**Provided data:**
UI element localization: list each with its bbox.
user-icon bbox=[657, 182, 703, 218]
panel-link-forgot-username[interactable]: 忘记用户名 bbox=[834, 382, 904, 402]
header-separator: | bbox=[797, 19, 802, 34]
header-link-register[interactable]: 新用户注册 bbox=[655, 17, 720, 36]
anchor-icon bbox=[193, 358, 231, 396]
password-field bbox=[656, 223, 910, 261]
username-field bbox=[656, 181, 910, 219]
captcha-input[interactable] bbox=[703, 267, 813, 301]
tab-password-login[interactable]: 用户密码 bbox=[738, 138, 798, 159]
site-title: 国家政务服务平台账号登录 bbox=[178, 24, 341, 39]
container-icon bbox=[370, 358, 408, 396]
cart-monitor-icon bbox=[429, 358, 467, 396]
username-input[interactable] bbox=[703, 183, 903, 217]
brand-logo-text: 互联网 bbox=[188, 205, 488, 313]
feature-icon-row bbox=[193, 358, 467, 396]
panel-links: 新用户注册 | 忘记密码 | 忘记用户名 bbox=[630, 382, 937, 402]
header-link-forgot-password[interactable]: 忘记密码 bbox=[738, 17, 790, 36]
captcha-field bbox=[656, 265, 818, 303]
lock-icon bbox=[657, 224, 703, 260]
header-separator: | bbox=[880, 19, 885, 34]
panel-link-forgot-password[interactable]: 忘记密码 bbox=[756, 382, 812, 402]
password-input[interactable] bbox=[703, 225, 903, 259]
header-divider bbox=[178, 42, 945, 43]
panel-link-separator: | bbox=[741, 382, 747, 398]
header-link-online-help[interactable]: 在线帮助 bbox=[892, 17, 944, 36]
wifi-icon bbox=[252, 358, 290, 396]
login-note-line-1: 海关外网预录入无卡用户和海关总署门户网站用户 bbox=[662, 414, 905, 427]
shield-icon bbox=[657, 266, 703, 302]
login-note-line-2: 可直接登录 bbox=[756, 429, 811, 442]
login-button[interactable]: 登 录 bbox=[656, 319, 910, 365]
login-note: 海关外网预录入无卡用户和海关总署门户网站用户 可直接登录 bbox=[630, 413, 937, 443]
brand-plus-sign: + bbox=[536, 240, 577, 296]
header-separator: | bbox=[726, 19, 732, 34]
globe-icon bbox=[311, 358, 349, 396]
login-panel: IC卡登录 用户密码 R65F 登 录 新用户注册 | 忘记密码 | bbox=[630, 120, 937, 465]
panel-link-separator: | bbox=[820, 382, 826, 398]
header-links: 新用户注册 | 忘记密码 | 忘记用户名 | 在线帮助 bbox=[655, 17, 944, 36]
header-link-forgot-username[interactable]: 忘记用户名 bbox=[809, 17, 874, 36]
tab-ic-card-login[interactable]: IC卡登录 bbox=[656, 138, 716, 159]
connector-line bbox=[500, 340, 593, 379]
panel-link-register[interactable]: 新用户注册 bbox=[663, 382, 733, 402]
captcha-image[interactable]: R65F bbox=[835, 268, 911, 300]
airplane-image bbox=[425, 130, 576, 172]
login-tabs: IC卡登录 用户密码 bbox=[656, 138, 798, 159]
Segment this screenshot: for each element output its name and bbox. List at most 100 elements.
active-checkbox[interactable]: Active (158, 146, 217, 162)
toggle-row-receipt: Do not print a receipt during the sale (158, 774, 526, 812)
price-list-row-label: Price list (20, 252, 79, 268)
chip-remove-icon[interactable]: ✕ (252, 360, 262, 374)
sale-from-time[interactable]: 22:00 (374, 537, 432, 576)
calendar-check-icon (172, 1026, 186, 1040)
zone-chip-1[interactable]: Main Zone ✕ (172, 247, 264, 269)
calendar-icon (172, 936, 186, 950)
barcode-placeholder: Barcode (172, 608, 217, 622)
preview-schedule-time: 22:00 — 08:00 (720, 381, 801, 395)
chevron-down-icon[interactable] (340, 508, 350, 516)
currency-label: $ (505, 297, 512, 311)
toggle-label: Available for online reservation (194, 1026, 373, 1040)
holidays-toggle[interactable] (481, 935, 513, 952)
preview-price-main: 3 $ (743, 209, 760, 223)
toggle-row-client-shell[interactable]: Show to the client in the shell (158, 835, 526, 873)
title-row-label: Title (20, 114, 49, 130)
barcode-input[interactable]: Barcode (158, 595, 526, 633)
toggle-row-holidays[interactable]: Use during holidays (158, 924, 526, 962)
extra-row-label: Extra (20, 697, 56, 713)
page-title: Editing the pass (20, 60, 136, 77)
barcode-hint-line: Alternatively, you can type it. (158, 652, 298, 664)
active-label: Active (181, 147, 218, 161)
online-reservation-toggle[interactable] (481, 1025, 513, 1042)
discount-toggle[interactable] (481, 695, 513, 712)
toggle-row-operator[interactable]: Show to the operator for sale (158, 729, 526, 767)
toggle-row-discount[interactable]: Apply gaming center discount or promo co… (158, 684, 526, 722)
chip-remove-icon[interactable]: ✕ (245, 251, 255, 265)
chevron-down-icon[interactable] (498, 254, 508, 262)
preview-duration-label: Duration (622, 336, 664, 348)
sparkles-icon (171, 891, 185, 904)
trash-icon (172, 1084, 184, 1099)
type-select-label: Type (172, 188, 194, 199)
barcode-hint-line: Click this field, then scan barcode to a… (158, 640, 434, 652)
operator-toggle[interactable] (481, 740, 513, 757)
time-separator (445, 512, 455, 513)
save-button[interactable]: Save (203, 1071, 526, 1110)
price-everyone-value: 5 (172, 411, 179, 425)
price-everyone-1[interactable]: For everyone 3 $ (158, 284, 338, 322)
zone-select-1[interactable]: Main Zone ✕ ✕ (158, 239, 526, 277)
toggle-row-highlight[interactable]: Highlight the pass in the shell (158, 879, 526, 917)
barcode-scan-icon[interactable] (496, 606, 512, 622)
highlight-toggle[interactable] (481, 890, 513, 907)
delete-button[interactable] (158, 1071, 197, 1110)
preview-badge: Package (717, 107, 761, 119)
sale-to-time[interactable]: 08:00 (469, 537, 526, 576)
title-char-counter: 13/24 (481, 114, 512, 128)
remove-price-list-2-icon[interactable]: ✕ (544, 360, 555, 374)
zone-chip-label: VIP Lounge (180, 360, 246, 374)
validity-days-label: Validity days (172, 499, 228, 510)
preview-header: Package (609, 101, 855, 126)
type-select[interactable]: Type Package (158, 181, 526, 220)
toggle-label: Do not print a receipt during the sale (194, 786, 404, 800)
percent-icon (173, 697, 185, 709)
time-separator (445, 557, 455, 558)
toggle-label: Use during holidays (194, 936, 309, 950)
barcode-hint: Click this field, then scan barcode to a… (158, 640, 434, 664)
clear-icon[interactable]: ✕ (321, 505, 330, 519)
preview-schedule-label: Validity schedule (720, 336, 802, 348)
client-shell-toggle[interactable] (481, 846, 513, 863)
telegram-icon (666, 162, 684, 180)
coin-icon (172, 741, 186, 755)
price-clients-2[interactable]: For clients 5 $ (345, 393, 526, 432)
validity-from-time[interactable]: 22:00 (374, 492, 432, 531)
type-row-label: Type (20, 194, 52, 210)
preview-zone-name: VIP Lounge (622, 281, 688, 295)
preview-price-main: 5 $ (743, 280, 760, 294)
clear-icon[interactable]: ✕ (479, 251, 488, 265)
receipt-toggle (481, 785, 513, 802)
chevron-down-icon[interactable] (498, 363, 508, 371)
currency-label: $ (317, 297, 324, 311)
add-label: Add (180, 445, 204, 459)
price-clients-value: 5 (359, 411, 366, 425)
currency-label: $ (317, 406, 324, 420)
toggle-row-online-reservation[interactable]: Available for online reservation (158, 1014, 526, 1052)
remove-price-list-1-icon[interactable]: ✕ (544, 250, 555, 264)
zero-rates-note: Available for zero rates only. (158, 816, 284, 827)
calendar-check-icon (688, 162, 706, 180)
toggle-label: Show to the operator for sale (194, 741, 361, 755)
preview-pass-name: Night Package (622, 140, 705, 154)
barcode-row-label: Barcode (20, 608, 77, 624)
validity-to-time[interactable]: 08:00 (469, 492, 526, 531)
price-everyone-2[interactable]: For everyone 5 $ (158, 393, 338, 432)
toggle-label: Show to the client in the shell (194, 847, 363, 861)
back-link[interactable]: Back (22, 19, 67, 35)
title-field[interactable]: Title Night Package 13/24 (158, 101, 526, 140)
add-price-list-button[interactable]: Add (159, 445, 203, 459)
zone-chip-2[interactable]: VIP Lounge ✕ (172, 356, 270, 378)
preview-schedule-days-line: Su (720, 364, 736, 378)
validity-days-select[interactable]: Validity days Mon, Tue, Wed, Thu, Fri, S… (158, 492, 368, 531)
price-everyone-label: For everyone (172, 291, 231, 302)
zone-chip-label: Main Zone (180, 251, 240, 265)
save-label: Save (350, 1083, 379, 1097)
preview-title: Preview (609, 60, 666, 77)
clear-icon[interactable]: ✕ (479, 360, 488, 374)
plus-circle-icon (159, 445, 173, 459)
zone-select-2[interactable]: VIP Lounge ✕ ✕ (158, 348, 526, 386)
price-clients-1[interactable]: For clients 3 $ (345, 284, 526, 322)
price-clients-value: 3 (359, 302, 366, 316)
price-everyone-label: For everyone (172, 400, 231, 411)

**Short problem:**
Rewrite everything from the start of the items down to the line containing "cart-monitor-icon bbox=[429, 358, 467, 396]" as a numbered list, leaving out any blank lines.

**Response to this task:**
1. UI element localization: list each with its bbox.
2. user-icon bbox=[657, 182, 703, 218]
3. panel-link-forgot-username[interactable]: 忘记用户名 bbox=[834, 382, 904, 402]
4. header-separator: | bbox=[797, 19, 802, 34]
5. header-link-register[interactable]: 新用户注册 bbox=[655, 17, 720, 36]
6. anchor-icon bbox=[193, 358, 231, 396]
7. password-field bbox=[656, 223, 910, 261]
8. username-field bbox=[656, 181, 910, 219]
9. captcha-input[interactable] bbox=[703, 267, 813, 301]
10. tab-password-login[interactable]: 用户密码 bbox=[738, 138, 798, 159]
11. site-title: 国家政务服务平台账号登录 bbox=[178, 24, 341, 39]
12. container-icon bbox=[370, 358, 408, 396]
13. cart-monitor-icon bbox=[429, 358, 467, 396]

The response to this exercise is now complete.